____ Stored records
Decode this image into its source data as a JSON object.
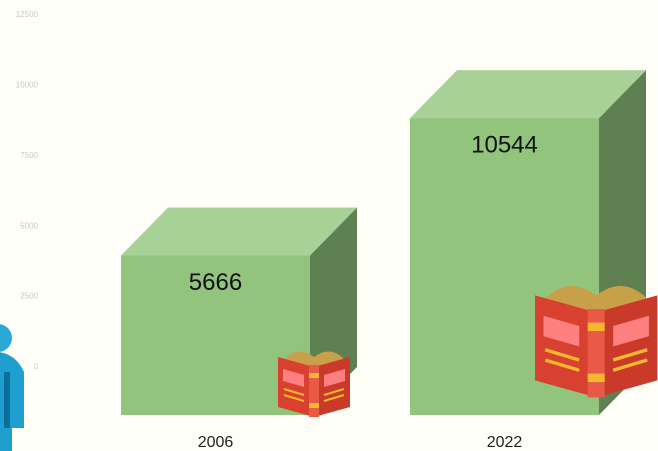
{
  "chart_data": {
    "type": "bar3d",
    "categories": [
      "2006",
      "2022"
    ],
    "values": [
      5666,
      10544
    ],
    "ylim": [
      0,
      12500
    ],
    "yticks": [
      0,
      2500,
      5000,
      7500,
      10000,
      12500
    ],
    "colors": {
      "front": "#93c47d",
      "top": "#a8d198",
      "side": "#5f8050"
    }
  }
}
________
- Written request:
Transcribe all of the material exactly, leaving out whatever pictures it contains.

- Task solution:
Decode this image into its source data as a JSON object.
{
  "chart_data": {
    "type": "bar3d",
    "categories": [
      "2006",
      "2022"
    ],
    "values": [
      5666,
      10544
    ],
    "ylim": [
      0,
      12500
    ],
    "yticks": [
      0,
      2500,
      5000,
      7500,
      10000,
      12500
    ],
    "colors": {
      "front": "#93c47d",
      "top": "#a8d198",
      "side": "#5f8050"
    }
  }
}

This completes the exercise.